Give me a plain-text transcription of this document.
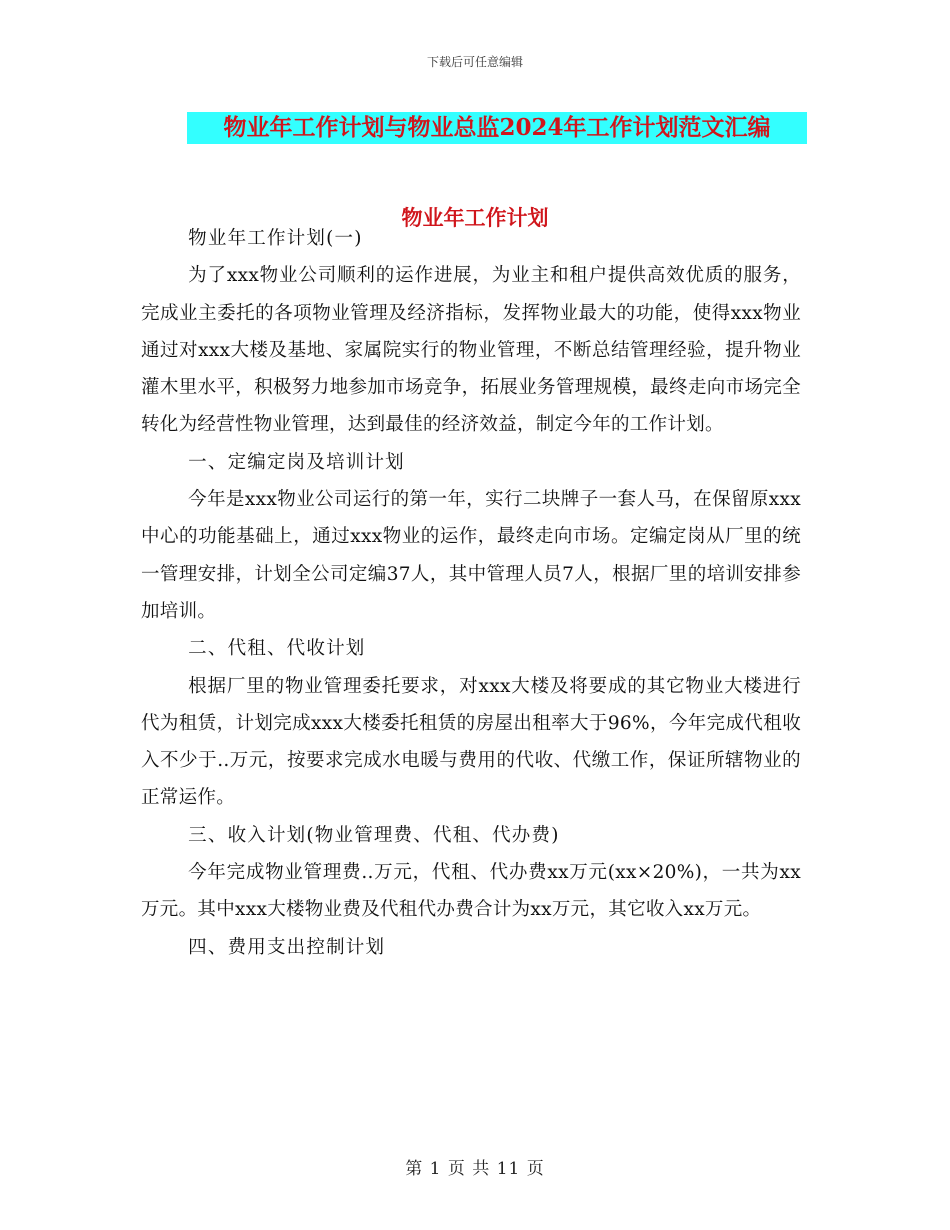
下载后可任意编辑
物业年工作计划与物业总监2024年工作计划范文汇编
物业年工作计划

物业年工作计划(一)

为了xxx物业公司顺利的运作进展，为业主和租户提供高效优质的服务，完成业主委托的各项物业管理及经济指标，发挥物业最大的功能，使得xxx物业通过对xxx大楼及基地、家属院实行的物业管理，不断总结管理经验，提升物业灌木里水平，积极努力地参加市场竞争，拓展业务管理规模，最终走向市场完全转化为经营性物业管理，达到最佳的经济效益，制定今年的工作计划。

一、定编定岗及培训计划

今年是xxx物业公司运行的第一年，实行二块牌子一套人马，在保留原xxx中心的功能基础上，通过xxx物业的运作，最终走向市场。定编定岗从厂里的统一管理安排，计划全公司定编37人，其中管理人员7人，根据厂里的培训安排参加培训。

二、代租、代收计划

根据厂里的物业管理委托要求，对xxx大楼及将要成的其它物业大楼进行代为租赁，计划完成xxx大楼委托租赁的房屋出租率大于96%，今年完成代租收入不少于..万元，按要求完成水电暖与费用的代收、代缴工作，保证所辖物业的正常运作。

三、收入计划(物业管理费、代租、代办费)

今年完成物业管理费..万元，代租、代办费xx万元(xx×20%)，一共为xx万元。其中xxx大楼物业费及代租代办费合计为xx万元，其它收入xx万元。

四、费用支出控制计划

第 1 页 共 11 页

* [WHAT IS REQUIRED]
Copy the listing over exactly, skipping the pictures it holds.

* [FULL SOLUTION]
Give me a plain-text transcription of this document.
下载后可任意编辑
物业年工作计划与物业总监2024年工作计划范文汇编
物业年工作计划

物业年工作计划(一)

为了xxx物业公司顺利的运作进展，为业主和租户提供高效优质的服务，完成业主委托的各项物业管理及经济指标，发挥物业最大的功能，使得xxx物业通过对xxx大楼及基地、家属院实行的物业管理，不断总结管理经验，提升物业灌木里水平，积极努力地参加市场竞争，拓展业务管理规模，最终走向市场完全转化为经营性物业管理，达到最佳的经济效益，制定今年的工作计划。

一、定编定岗及培训计划

今年是xxx物业公司运行的第一年，实行二块牌子一套人马，在保留原xxx中心的功能基础上，通过xxx物业的运作，最终走向市场。定编定岗从厂里的统一管理安排，计划全公司定编37人，其中管理人员7人，根据厂里的培训安排参加培训。

二、代租、代收计划

根据厂里的物业管理委托要求，对xxx大楼及将要成的其它物业大楼进行代为租赁，计划完成xxx大楼委托租赁的房屋出租率大于96%，今年完成代租收入不少于..万元，按要求完成水电暖与费用的代收、代缴工作，保证所辖物业的正常运作。

三、收入计划(物业管理费、代租、代办费)

今年完成物业管理费..万元，代租、代办费xx万元(xx×20%)，一共为xx万元。其中xxx大楼物业费及代租代办费合计为xx万元，其它收入xx万元。

四、费用支出控制计划

第 1 页 共 11 页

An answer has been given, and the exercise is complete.